### TEXTE DU DOCUMENT
***

L’Héra de l’Iliade est la première déesse à laquelle Zeus se soit jamais uni, à l’insu de leurs parents (soit bien avant le conflit qui opposa Kronos à sa progéniture. L’Héra de la Théogonie n'est, en revanche, que la septième en date de ses épouses successives, même si Hésiode confère - du moins implicitement - un caractère définitif à cette théogamie.

Iliade : Athéna est née du seul Zeus, Héphaïstos est l'un des deux enfants mâles issus de Zeus et d'Héra, Poséidon le frère puîné de Zeus, Aphrodite, sa fille par Dioné.

Théogonie : Athéna est la fille de Zeus et de Métis, Héphaïstos est né de la seule Héra, Poséidon est le frère aîné de Zeus plutôt que son cadet, et Aphrodite apparaît le produit hautement improbable d’une sorte de fusion-confusion entre deux essences divines mâles : une écume céleste - le sperme d'Ouranos - et une écume marine - les eaux de Pontos. Ouranos et Pontos sont deux frères, nés par parthénogenèse d’une seule et même mère, Gaia. Et en grec ancien comme en grec moderne, Aphros signifie bel et bien « écume ».

***

### CONSIGNES
**A)** Dans le texte sur Héra et Zeus, qui est la mère d'Athéna selon la Théogonie ?
**B)** Prolongez le texte sur les généalogies divines de l'Iliade et de la Théogonie à partir de sa dernière phrase.

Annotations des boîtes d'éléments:
***

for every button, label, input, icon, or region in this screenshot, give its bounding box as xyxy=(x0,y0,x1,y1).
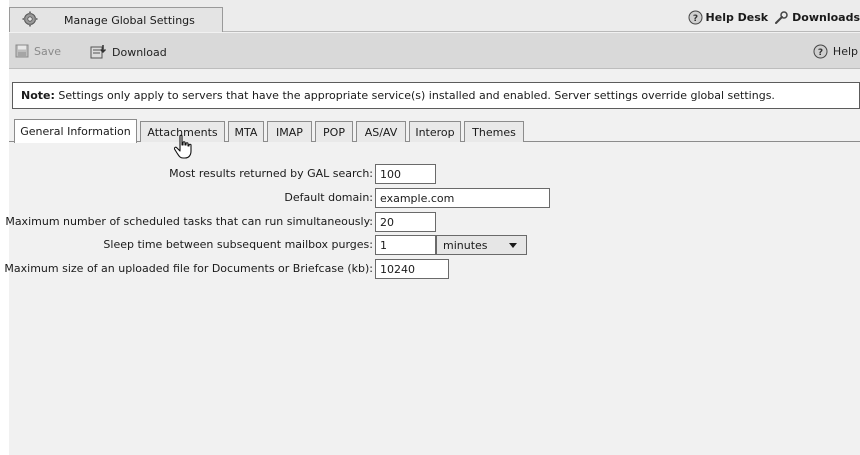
tab-as-av[interactable]: AS/AV xyxy=(356,121,406,142)
form-row-default-domain: Default domain: xyxy=(9,188,860,208)
default-domain-input[interactable] xyxy=(375,188,550,208)
tab-label: IMAP xyxy=(276,125,303,139)
help-button[interactable]: ? Help xyxy=(813,44,858,59)
tab-label: Interop xyxy=(415,125,455,139)
tab-title: Manage Global Settings xyxy=(64,14,195,27)
tab-label: General Information xyxy=(20,125,131,138)
settings-tab-bar: General Information Attachments MTA IMAP… xyxy=(9,118,860,143)
save-disk-icon xyxy=(15,44,29,58)
settings-gear-icon xyxy=(22,11,38,27)
help-icon: ? xyxy=(688,10,703,24)
save-button[interactable]: Save xyxy=(15,44,61,58)
download-icon xyxy=(90,45,107,59)
download-button[interactable]: Download xyxy=(90,44,167,60)
title-bar: Manage Global Settings ? Help Desk Downl… xyxy=(9,0,860,32)
gal-results-label: Most results returned by GAL search: xyxy=(169,167,373,180)
note-prefix: Note: xyxy=(21,89,55,102)
note-text: Settings only apply to servers that have… xyxy=(54,89,775,102)
tab-pop[interactable]: POP xyxy=(315,121,353,142)
tab-general-information[interactable]: General Information xyxy=(14,119,137,143)
help-label: Help xyxy=(832,45,858,58)
downloads-link[interactable]: Downloads xyxy=(774,10,860,25)
form-row-gal-results: Most results returned by GAL search: xyxy=(9,164,860,184)
svg-text:?: ? xyxy=(692,14,697,24)
chevron-down-icon xyxy=(509,243,517,248)
form-row-sleep-time: Sleep time between subsequent mailbox pu… xyxy=(9,235,860,255)
tab-label: MTA xyxy=(234,125,258,139)
tab-themes[interactable]: Themes xyxy=(464,121,524,142)
tab-label: Themes xyxy=(472,125,516,139)
tab-mta[interactable]: MTA xyxy=(228,121,264,142)
max-upload-input[interactable] xyxy=(375,259,449,279)
form-row-max-upload: Maximum size of an uploaded file for Doc… xyxy=(4,259,860,279)
gal-results-input[interactable] xyxy=(375,164,436,184)
default-domain-label: Default domain: xyxy=(284,191,373,204)
max-tasks-label: Maximum number of scheduled tasks that c… xyxy=(5,215,373,228)
settings-note: Note: Settings only apply to servers tha… xyxy=(12,82,860,109)
hand-pointer-cursor-icon xyxy=(173,134,192,159)
form-row-max-tasks: Maximum number of scheduled tasks that c… xyxy=(5,212,860,232)
wrench-icon xyxy=(775,10,788,24)
max-upload-label: Maximum size of an uploaded file for Doc… xyxy=(4,262,373,275)
sleep-time-input[interactable] xyxy=(375,235,436,255)
downloads-label: Downloads xyxy=(792,10,860,24)
help-desk-link[interactable]: ? Help Desk xyxy=(688,10,769,25)
download-label: Download xyxy=(112,45,167,59)
tab-interop[interactable]: Interop xyxy=(409,121,461,142)
top-links: ? Help Desk Downloads xyxy=(682,9,860,25)
tab-imap[interactable]: IMAP xyxy=(267,121,312,142)
tab-label: AS/AV xyxy=(364,125,398,139)
sleep-time-label: Sleep time between subsequent mailbox pu… xyxy=(103,238,373,251)
admin-console: Manage Global Settings ? Help Desk Downl… xyxy=(4,0,860,455)
max-tasks-input[interactable] xyxy=(375,212,436,232)
manage-global-settings-tab[interactable]: Manage Global Settings xyxy=(9,7,223,32)
help-desk-label: Help Desk xyxy=(705,10,769,24)
toolbar: Save Download ? Help xyxy=(9,33,860,69)
sleep-time-unit-select[interactable]: minutes xyxy=(436,235,527,255)
tab-label: POP xyxy=(323,125,345,139)
save-label: Save xyxy=(34,44,62,58)
help-icon: ? xyxy=(813,44,828,59)
sleep-time-unit-value: minutes xyxy=(443,238,488,252)
svg-text:?: ? xyxy=(818,48,823,58)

***

### RÉPONSES
**A)** Selon la Théogonie, Athéna est la fille de Zeus et de Métis.

**B)**
Iliade : « ouranos », « pontos », « gaia » (ou sa variante « gè ») ne désignent pas autre chose que des espaces purement géographiques, délimités et totalement dépourvus de tout caractère divin.

Mais pour Hésiode comme pour Homère, ciel-dieu ou ciel-tout court, Ouranos - avec ou sans majuscule - renvoie à la voûte céleste, et c’est à un dieu déchu, qu’incombe la lourde responsabilité d’en supporter le poids sur ses épaules, que, pour le confort et le bien-être de l’intéressé, on espère solides.

I. Le fardeau d’Atlas.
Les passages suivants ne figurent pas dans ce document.